§ **LISTED ENTRIES**

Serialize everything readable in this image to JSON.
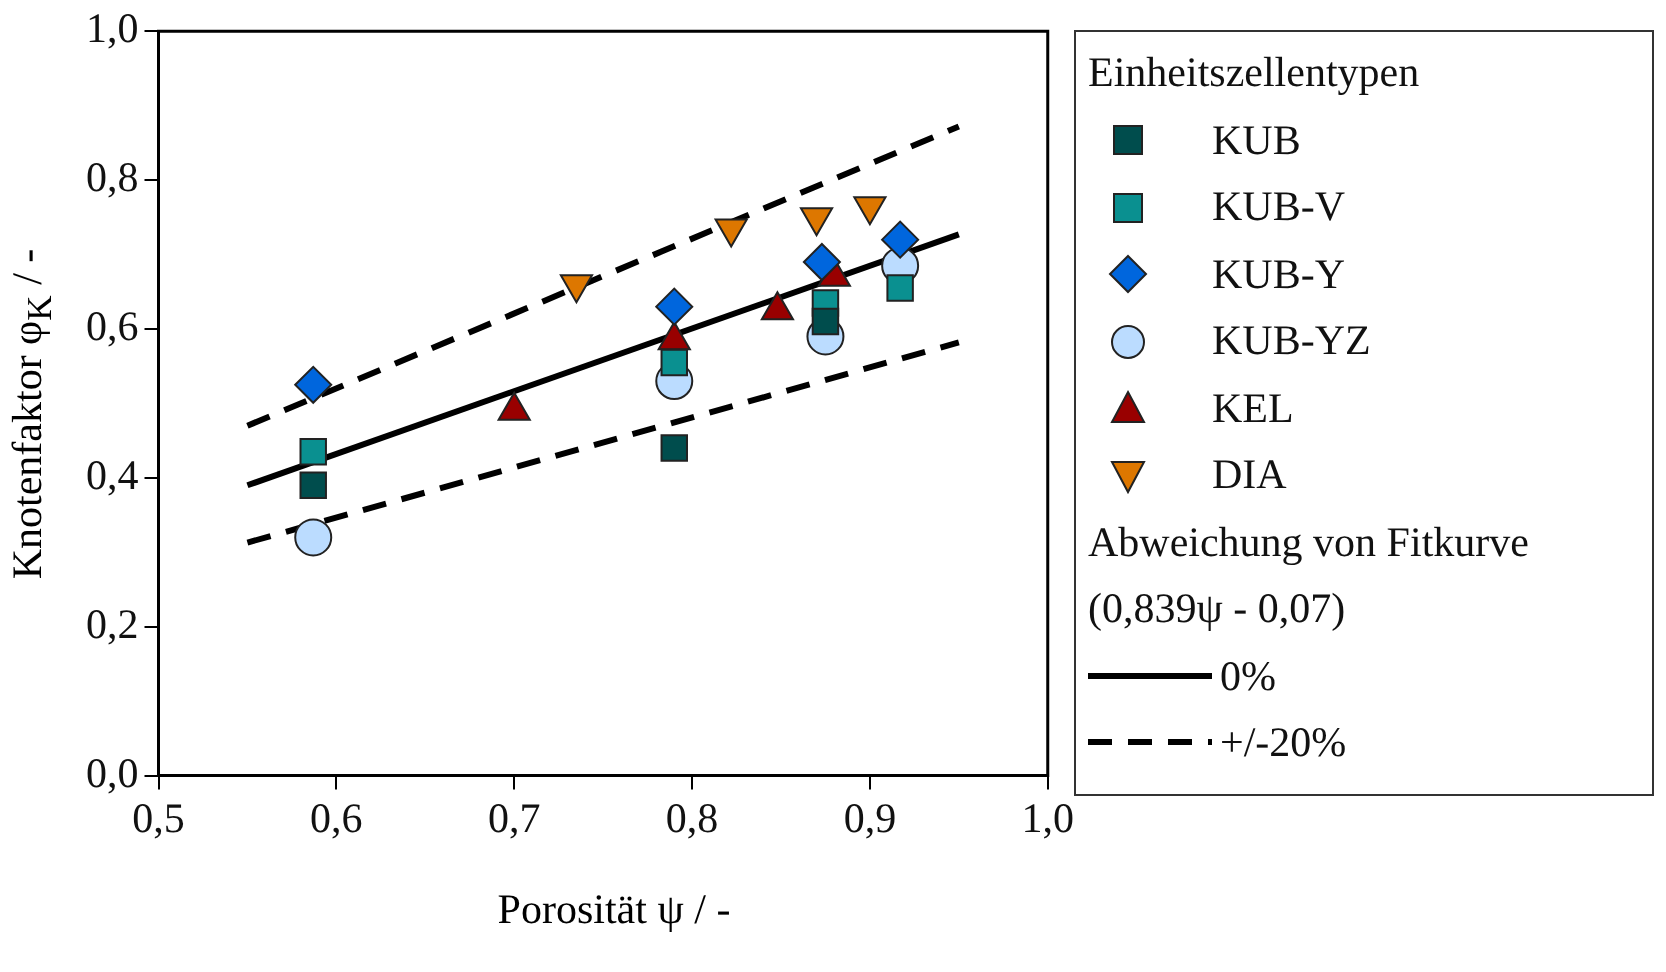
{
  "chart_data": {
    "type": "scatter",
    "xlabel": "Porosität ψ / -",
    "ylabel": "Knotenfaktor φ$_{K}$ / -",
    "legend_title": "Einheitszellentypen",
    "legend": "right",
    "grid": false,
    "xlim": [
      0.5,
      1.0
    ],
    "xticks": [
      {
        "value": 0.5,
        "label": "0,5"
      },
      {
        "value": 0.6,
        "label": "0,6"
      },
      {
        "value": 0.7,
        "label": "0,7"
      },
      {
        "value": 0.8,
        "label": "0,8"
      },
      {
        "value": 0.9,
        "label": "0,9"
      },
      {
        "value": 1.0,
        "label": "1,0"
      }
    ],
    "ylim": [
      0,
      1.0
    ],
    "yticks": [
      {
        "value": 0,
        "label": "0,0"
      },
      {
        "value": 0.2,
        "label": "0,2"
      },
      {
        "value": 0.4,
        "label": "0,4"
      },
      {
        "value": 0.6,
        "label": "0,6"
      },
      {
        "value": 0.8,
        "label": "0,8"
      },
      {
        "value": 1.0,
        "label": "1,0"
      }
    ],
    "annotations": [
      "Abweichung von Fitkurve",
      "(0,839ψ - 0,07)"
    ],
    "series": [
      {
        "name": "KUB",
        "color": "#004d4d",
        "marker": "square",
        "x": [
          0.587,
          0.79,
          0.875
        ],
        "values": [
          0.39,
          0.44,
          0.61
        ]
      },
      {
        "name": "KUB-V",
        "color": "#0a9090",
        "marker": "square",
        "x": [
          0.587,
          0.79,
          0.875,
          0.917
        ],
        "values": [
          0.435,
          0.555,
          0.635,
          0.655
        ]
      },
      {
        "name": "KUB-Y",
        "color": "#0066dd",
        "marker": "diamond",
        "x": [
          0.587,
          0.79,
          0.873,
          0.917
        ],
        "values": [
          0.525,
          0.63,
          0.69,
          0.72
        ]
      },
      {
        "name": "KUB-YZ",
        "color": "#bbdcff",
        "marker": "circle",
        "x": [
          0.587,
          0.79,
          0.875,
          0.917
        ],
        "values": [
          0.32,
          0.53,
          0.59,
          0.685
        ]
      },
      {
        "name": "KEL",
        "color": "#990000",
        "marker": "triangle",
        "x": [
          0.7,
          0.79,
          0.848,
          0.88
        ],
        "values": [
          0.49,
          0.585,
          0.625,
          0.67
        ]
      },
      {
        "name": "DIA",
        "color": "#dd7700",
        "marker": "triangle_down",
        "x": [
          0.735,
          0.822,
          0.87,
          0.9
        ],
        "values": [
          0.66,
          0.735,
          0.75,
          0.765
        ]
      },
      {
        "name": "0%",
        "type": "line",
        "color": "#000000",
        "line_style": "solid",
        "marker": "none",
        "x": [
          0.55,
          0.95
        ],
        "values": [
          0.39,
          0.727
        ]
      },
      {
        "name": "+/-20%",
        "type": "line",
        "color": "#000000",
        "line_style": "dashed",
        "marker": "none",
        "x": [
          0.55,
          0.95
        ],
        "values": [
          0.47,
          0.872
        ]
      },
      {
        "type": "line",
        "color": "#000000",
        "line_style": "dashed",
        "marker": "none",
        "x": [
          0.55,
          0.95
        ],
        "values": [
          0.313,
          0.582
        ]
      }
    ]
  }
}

§ **INSTRUCTIONS FOR THE TASK**
All entries are to be retyped exactly. Omit any embedded images.

§ **RESPONSE BELOW**
Serialize everything readable in this image to JSON.
{
  "chart_data": {
    "type": "scatter",
    "xlabel": "Porosität ψ / -",
    "ylabel": "Knotenfaktor φ$_{K}$ / -",
    "legend_title": "Einheitszellentypen",
    "legend": "right",
    "grid": false,
    "xlim": [
      0.5,
      1.0
    ],
    "xticks": [
      {
        "value": 0.5,
        "label": "0,5"
      },
      {
        "value": 0.6,
        "label": "0,6"
      },
      {
        "value": 0.7,
        "label": "0,7"
      },
      {
        "value": 0.8,
        "label": "0,8"
      },
      {
        "value": 0.9,
        "label": "0,9"
      },
      {
        "value": 1.0,
        "label": "1,0"
      }
    ],
    "ylim": [
      0,
      1.0
    ],
    "yticks": [
      {
        "value": 0,
        "label": "0,0"
      },
      {
        "value": 0.2,
        "label": "0,2"
      },
      {
        "value": 0.4,
        "label": "0,4"
      },
      {
        "value": 0.6,
        "label": "0,6"
      },
      {
        "value": 0.8,
        "label": "0,8"
      },
      {
        "value": 1.0,
        "label": "1,0"
      }
    ],
    "annotations": [
      "Abweichung von Fitkurve",
      "(0,839ψ - 0,07)"
    ],
    "series": [
      {
        "name": "KUB",
        "color": "#004d4d",
        "marker": "square",
        "x": [
          0.587,
          0.79,
          0.875
        ],
        "values": [
          0.39,
          0.44,
          0.61
        ]
      },
      {
        "name": "KUB-V",
        "color": "#0a9090",
        "marker": "square",
        "x": [
          0.587,
          0.79,
          0.875,
          0.917
        ],
        "values": [
          0.435,
          0.555,
          0.635,
          0.655
        ]
      },
      {
        "name": "KUB-Y",
        "color": "#0066dd",
        "marker": "diamond",
        "x": [
          0.587,
          0.79,
          0.873,
          0.917
        ],
        "values": [
          0.525,
          0.63,
          0.69,
          0.72
        ]
      },
      {
        "name": "KUB-YZ",
        "color": "#bbdcff",
        "marker": "circle",
        "x": [
          0.587,
          0.79,
          0.875,
          0.917
        ],
        "values": [
          0.32,
          0.53,
          0.59,
          0.685
        ]
      },
      {
        "name": "KEL",
        "color": "#990000",
        "marker": "triangle",
        "x": [
          0.7,
          0.79,
          0.848,
          0.88
        ],
        "values": [
          0.49,
          0.585,
          0.625,
          0.67
        ]
      },
      {
        "name": "DIA",
        "color": "#dd7700",
        "marker": "triangle_down",
        "x": [
          0.735,
          0.822,
          0.87,
          0.9
        ],
        "values": [
          0.66,
          0.735,
          0.75,
          0.765
        ]
      },
      {
        "name": "0%",
        "type": "line",
        "color": "#000000",
        "line_style": "solid",
        "marker": "none",
        "x": [
          0.55,
          0.95
        ],
        "values": [
          0.39,
          0.727
        ]
      },
      {
        "name": "+/-20%",
        "type": "line",
        "color": "#000000",
        "line_style": "dashed",
        "marker": "none",
        "x": [
          0.55,
          0.95
        ],
        "values": [
          0.47,
          0.872
        ]
      },
      {
        "type": "line",
        "color": "#000000",
        "line_style": "dashed",
        "marker": "none",
        "x": [
          0.55,
          0.95
        ],
        "values": [
          0.313,
          0.582
        ]
      }
    ]
  }
}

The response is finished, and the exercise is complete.